* Entries provided:
------

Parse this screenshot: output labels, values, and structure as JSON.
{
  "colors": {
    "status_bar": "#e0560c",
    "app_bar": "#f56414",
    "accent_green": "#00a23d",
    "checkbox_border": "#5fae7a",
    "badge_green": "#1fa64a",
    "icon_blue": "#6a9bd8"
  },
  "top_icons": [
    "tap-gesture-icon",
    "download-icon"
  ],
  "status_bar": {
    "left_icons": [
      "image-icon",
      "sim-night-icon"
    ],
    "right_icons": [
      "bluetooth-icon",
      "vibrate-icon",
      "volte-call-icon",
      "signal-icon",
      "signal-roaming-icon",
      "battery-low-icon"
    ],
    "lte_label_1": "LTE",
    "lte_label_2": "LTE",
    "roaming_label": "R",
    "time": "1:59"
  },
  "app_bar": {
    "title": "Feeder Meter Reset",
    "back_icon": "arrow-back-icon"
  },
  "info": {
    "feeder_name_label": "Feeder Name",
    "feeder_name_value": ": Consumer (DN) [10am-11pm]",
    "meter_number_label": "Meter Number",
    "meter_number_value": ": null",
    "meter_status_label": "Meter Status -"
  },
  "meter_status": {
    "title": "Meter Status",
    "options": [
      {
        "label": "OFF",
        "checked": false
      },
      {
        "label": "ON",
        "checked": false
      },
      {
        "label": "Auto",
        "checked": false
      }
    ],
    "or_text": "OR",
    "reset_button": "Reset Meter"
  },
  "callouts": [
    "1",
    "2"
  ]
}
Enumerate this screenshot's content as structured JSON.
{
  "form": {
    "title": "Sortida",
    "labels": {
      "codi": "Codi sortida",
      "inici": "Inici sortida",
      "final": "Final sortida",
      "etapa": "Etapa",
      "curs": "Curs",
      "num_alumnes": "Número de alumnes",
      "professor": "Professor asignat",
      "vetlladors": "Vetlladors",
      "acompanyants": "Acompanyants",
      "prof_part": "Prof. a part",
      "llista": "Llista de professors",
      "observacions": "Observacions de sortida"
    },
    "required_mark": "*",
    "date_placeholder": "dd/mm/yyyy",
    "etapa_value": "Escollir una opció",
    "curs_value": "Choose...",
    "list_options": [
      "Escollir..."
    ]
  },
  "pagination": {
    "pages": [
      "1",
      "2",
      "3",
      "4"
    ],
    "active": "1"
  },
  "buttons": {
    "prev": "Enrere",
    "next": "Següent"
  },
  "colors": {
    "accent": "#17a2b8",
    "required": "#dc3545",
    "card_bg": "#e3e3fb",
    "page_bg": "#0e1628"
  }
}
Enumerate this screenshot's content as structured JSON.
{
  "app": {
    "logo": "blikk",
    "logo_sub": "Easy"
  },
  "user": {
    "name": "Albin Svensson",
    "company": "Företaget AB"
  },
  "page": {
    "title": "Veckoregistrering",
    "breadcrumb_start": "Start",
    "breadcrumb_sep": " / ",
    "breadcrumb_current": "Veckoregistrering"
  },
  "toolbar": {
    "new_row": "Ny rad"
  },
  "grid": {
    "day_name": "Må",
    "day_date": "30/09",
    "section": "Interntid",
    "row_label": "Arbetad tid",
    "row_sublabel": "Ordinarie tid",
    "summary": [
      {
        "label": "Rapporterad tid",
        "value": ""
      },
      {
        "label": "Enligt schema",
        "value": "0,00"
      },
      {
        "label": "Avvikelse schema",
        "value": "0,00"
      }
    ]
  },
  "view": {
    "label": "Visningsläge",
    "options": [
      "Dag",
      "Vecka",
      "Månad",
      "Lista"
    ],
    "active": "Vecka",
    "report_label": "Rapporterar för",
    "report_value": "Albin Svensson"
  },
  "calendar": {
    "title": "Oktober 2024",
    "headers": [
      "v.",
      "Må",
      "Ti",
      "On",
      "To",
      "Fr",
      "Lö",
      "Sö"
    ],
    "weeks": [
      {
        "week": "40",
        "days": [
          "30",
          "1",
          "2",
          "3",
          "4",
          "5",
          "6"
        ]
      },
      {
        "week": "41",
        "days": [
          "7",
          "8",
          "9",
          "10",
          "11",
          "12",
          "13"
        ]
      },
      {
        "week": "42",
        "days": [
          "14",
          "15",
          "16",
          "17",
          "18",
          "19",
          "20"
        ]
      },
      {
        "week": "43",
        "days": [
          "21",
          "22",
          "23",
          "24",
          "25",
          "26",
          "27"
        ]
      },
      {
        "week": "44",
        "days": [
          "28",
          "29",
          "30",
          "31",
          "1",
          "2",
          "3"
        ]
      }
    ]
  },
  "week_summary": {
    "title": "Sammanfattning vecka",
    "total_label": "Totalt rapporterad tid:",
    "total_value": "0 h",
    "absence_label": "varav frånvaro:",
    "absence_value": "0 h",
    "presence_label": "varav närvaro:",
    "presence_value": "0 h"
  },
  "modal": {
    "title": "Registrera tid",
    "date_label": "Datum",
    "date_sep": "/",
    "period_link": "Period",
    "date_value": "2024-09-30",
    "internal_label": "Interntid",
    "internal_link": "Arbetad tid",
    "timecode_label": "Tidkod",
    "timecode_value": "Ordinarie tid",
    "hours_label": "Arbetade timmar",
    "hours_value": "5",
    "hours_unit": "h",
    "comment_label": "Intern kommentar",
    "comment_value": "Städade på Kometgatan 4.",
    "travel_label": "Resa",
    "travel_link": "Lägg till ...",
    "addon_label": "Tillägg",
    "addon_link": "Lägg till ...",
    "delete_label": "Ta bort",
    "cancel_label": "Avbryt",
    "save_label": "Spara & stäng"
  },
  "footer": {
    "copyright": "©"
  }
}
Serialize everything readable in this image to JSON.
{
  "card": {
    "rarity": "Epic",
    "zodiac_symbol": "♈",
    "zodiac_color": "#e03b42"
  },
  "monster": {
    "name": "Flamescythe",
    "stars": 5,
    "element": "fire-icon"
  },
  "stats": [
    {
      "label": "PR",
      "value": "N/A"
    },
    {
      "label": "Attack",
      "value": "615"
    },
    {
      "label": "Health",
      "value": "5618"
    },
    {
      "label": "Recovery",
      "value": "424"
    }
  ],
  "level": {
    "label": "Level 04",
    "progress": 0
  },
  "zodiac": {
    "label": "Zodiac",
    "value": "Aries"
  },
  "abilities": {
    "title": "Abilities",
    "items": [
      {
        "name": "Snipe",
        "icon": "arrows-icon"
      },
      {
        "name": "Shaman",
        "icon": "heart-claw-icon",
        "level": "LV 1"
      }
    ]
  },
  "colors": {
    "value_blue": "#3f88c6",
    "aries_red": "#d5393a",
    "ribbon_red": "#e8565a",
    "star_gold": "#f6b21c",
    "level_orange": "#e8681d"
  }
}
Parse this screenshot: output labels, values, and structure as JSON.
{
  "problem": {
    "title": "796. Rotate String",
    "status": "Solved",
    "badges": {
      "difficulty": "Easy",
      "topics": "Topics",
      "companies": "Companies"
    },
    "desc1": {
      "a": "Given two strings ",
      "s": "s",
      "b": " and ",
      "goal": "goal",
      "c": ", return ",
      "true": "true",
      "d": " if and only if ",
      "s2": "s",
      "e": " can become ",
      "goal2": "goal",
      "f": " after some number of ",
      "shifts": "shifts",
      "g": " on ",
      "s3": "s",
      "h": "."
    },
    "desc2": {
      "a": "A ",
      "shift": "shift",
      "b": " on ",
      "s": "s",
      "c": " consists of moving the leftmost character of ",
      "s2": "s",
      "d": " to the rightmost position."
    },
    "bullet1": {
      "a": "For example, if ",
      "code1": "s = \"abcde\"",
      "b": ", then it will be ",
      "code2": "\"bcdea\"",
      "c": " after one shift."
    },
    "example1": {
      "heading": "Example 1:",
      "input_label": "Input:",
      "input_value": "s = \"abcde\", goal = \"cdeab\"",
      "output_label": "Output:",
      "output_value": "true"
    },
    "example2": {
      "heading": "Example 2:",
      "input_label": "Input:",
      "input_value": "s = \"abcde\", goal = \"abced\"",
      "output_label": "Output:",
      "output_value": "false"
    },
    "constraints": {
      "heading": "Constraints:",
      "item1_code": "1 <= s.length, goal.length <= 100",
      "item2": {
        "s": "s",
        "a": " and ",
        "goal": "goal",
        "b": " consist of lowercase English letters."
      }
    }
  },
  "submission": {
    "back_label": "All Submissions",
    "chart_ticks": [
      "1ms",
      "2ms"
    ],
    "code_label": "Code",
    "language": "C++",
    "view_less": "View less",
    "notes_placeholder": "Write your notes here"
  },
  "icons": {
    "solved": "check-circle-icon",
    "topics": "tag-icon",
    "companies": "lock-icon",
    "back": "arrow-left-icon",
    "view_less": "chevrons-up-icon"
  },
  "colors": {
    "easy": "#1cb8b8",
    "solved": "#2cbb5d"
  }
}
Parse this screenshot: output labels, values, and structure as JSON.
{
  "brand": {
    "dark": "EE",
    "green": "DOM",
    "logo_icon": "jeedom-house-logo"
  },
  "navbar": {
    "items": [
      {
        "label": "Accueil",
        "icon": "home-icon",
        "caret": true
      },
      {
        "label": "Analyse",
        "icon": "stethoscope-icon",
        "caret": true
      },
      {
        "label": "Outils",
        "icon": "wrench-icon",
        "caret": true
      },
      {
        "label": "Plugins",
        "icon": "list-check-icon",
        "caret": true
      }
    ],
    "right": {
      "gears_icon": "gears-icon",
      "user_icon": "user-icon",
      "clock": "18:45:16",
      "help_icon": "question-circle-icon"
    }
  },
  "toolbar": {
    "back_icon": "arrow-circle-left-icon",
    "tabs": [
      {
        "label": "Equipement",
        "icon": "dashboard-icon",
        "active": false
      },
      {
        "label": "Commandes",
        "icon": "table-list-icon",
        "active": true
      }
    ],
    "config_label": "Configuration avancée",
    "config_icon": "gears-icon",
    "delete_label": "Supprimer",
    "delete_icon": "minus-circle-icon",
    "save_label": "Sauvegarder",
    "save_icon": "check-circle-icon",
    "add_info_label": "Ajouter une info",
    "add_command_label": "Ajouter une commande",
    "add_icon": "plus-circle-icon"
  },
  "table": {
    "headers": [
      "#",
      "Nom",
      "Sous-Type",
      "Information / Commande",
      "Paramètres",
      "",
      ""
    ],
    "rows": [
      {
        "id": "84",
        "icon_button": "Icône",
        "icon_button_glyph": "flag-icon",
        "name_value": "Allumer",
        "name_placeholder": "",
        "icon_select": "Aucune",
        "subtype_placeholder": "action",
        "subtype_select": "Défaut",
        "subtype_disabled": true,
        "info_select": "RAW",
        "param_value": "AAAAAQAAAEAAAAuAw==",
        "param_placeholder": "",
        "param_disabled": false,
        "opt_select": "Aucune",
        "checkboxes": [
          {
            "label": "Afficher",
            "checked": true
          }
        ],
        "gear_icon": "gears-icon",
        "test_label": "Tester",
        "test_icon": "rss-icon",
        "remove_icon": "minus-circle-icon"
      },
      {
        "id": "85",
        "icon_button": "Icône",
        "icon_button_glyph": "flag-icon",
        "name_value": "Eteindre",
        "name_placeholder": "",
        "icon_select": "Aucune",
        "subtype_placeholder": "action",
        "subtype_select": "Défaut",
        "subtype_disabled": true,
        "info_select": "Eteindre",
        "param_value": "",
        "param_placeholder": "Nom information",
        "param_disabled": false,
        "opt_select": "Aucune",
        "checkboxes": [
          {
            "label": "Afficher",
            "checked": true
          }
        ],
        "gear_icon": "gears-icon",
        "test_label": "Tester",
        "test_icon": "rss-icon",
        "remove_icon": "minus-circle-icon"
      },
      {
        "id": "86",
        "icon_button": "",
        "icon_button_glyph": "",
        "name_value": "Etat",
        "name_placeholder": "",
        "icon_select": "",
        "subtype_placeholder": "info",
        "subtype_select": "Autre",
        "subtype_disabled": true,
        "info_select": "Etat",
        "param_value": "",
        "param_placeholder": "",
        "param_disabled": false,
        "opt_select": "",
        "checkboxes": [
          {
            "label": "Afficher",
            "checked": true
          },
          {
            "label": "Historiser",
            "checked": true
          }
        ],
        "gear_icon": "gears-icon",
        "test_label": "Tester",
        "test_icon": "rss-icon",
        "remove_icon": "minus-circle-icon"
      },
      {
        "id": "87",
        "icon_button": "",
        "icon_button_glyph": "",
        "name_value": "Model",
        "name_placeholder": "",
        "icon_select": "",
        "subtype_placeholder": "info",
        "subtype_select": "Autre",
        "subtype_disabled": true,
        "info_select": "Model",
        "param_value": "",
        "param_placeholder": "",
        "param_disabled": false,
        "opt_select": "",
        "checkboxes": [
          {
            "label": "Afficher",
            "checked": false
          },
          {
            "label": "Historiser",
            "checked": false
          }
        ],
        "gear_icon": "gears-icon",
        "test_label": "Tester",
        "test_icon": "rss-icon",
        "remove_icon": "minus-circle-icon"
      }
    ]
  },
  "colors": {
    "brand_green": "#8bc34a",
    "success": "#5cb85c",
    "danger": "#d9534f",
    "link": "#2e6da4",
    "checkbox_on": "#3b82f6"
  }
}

------

* What needs to be done:
Identify the lines above that contain the word "heading", then copy them.

* Task response:
      "heading": "Example 1:",
      "heading": "Example 2:",
      "heading": "Constraints:",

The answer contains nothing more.